“Gracias por el apoyo de siempre, la gente que me sigue desde la 'Gasolina' hasta hoy”. “Un saludo a los artistas que están abajo. Yo alguna vez fui ese que estaba abajo viendo el show de mi artista favorito, lo que quiere decir que ustedes pueden estar aquí arriba”. “Hay que apoyar a los nuevos chamaquitos que están haciendo música urbana para que el género siga creciendo”.

Daddy dejó todo arriba del escenario.

Algo no cuadra. Las palabras de Daddy Yankee en GEBA, en su concierto del viernes 15 de marzo, poco tienen que ver con las declaraciones que él y todos los reggaetoneros tiran en sus canciones. “El máximo líder”, “El Jefe”, como se hace llamar, no hace gala en sus palabras entre tema y tema de su liderazgo o jefatura, de que es el número uno. Pero lo es. Existe una ambivalencia que convive, entre el entretenedor que se jacta soberbiamente de su habilidad y el ser humano que no se cree todavía que 17 mil personas canten sus hits a muchísimos kilómetro de la isla de Puerto Rico en la que creció y compuso la mayoría de esos éxitos. El personaje deja espacio para el hombre detrás, y así coexisten.

[Ítems almacenados]
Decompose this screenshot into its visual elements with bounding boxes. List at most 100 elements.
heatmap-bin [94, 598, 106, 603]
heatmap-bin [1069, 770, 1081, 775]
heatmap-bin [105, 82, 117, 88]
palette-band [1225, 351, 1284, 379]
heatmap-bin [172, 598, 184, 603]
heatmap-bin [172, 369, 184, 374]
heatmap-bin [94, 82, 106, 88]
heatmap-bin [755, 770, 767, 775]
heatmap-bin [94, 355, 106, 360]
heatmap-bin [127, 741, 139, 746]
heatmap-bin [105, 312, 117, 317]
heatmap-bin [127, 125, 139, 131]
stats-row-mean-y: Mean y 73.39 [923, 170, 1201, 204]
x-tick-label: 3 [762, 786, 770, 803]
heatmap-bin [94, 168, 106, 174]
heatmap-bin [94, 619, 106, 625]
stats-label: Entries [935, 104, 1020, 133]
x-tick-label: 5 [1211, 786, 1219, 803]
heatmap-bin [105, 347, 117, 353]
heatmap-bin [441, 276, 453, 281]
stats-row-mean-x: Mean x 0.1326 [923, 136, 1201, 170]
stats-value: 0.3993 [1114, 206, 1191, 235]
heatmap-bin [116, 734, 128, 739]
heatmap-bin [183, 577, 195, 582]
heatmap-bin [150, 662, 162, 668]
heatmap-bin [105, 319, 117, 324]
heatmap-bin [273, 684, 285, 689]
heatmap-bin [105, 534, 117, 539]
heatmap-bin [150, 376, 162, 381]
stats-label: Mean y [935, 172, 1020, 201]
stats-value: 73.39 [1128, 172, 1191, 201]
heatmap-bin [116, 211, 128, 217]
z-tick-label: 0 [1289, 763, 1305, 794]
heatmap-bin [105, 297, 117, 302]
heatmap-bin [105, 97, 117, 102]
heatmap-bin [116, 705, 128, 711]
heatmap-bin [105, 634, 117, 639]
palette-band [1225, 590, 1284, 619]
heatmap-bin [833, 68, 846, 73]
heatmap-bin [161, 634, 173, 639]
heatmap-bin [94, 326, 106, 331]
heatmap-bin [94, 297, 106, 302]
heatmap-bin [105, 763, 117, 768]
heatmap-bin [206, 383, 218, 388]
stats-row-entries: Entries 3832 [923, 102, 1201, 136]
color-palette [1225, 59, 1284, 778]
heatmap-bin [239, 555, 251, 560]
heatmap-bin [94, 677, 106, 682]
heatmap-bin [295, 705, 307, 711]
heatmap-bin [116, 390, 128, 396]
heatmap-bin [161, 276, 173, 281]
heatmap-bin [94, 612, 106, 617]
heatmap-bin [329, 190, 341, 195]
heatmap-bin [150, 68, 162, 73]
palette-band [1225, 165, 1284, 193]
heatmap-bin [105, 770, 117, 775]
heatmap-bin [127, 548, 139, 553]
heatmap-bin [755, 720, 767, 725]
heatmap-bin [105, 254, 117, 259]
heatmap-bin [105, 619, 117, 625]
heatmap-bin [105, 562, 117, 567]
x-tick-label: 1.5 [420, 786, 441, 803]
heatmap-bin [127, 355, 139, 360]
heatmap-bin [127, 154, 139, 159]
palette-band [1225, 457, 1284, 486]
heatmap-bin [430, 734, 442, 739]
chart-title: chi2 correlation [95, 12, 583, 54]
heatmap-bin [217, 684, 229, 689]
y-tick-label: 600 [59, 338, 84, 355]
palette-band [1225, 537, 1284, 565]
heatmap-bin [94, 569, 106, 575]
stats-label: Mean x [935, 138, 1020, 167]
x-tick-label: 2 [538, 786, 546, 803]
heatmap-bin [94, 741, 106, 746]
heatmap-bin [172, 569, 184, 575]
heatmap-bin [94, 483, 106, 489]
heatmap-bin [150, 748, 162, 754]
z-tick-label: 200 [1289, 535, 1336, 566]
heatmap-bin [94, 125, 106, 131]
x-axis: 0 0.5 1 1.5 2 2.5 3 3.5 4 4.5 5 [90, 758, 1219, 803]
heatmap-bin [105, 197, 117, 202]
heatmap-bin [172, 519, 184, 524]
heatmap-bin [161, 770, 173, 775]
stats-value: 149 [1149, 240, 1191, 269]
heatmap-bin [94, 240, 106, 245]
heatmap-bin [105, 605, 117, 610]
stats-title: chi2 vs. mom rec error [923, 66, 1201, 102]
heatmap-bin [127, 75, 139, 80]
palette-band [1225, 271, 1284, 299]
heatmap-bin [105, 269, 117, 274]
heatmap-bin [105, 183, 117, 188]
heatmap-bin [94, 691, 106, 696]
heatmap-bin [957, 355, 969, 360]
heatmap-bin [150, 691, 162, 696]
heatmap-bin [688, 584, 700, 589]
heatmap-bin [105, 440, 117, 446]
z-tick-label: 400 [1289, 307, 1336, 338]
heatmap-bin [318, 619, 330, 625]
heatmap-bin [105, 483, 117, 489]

* **Instrucciones de la tarea**
Transcribe tal cual, del texto sobre el concierto de Daddy Yankee, todo el pasaje que va desde "Daddy dejó todo arriba" hasta "y así coexisten.". Para resolver, apóyate únicamente en el texto.

* **Respuesta de la tarea**
Daddy dejó todo arriba del escenario.

Algo no cuadra. Las palabras de Daddy Yankee en GEBA, en su concierto del viernes 15 de marzo, poco tienen que ver con las declaraciones que él y todos los reggaetoneros tiran en sus canciones. “El máximo líder”, “El Jefe”, como se hace llamar, no hace gala en sus palabras entre tema y tema de su liderazgo o jefatura, de que es el número uno. Pero lo es. Existe una ambivalencia que convive, entre el entretenedor que se jacta soberbiamente de su habilidad y el ser humano que no se cree todavía que 17 mil personas canten sus hits a muchísimos kilómetro de la isla de Puerto Rico en la que creció y compuso la mayoría de esos éxitos. El personaje deja espacio para el hombre detrás, y así coexisten.